제공된 레코드:
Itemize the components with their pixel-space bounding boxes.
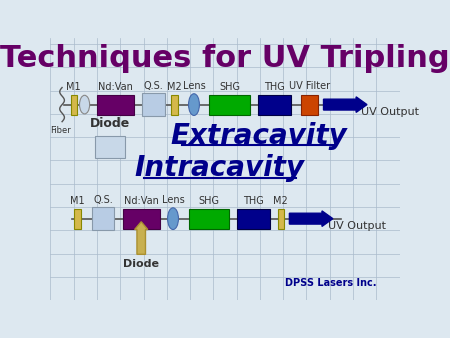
Text: Lens: Lens (162, 195, 184, 205)
FancyArrow shape (324, 97, 367, 112)
FancyBboxPatch shape (278, 209, 284, 229)
FancyBboxPatch shape (301, 95, 318, 115)
FancyBboxPatch shape (142, 93, 165, 116)
FancyBboxPatch shape (97, 95, 134, 115)
Text: Lens: Lens (183, 81, 205, 91)
Text: DPSS Lasers Inc.: DPSS Lasers Inc. (285, 279, 376, 288)
FancyBboxPatch shape (258, 95, 291, 115)
FancyBboxPatch shape (95, 137, 125, 158)
Text: SHG: SHG (219, 82, 240, 92)
Text: UV Output: UV Output (361, 107, 419, 117)
Text: SHG: SHG (198, 196, 219, 206)
FancyBboxPatch shape (238, 209, 270, 229)
Text: Intracavity: Intracavity (135, 154, 305, 182)
Text: THG: THG (264, 82, 285, 92)
Text: UV Filter: UV Filter (289, 81, 330, 91)
Text: Diode: Diode (90, 117, 130, 130)
Text: Extracavity: Extracavity (170, 122, 347, 150)
Text: Q.S.: Q.S. (93, 195, 113, 205)
Ellipse shape (80, 95, 90, 114)
Text: Fiber: Fiber (50, 126, 71, 135)
Text: Q.S.: Q.S. (144, 81, 163, 91)
Text: M2: M2 (274, 196, 288, 206)
Text: Nd:Van: Nd:Van (98, 82, 133, 92)
Ellipse shape (189, 94, 199, 116)
FancyArrow shape (135, 222, 148, 254)
FancyBboxPatch shape (75, 209, 81, 229)
FancyBboxPatch shape (171, 95, 178, 115)
Text: M1: M1 (70, 196, 85, 206)
Text: THG: THG (243, 196, 264, 206)
Text: UV Output: UV Output (328, 221, 386, 232)
Ellipse shape (167, 208, 179, 230)
Text: Diode: Diode (123, 259, 159, 269)
Text: M2: M2 (167, 82, 182, 92)
FancyBboxPatch shape (92, 207, 114, 230)
Text: Nd:Van: Nd:Van (124, 196, 159, 206)
FancyBboxPatch shape (122, 209, 160, 229)
Text: Techniques for UV Tripling: Techniques for UV Tripling (0, 44, 450, 73)
FancyArrow shape (289, 211, 333, 226)
FancyBboxPatch shape (71, 95, 77, 115)
Text: M1: M1 (67, 82, 81, 92)
FancyBboxPatch shape (189, 209, 229, 229)
FancyBboxPatch shape (210, 95, 250, 115)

과제 목표:
위 레코드에서 "Text: Lens: Lens (162, 195, 184, 205)" 문구가 있는 줄에서 시작해 "Text: SHG: SHG (219, 82, 240, 92)" 문구가 있는 줄에서 끝나는 구간을 양 끝 줄까지 포함해 한 글자도 바꾸지 말고 옮겨 적으세요.

문제 답안:
Text: Lens: Lens (162, 195, 184, 205)
FancyArrow shape (324, 97, 367, 112)
FancyBboxPatch shape (278, 209, 284, 229)
FancyBboxPatch shape (301, 95, 318, 115)
FancyBboxPatch shape (142, 93, 165, 116)
FancyBboxPatch shape (97, 95, 134, 115)
Text: Lens: Lens (183, 81, 205, 91)
Text: DPSS Lasers Inc.: DPSS Lasers Inc. (285, 279, 376, 288)
FancyBboxPatch shape (258, 95, 291, 115)
FancyBboxPatch shape (95, 137, 125, 158)
Text: SHG: SHG (219, 82, 240, 92)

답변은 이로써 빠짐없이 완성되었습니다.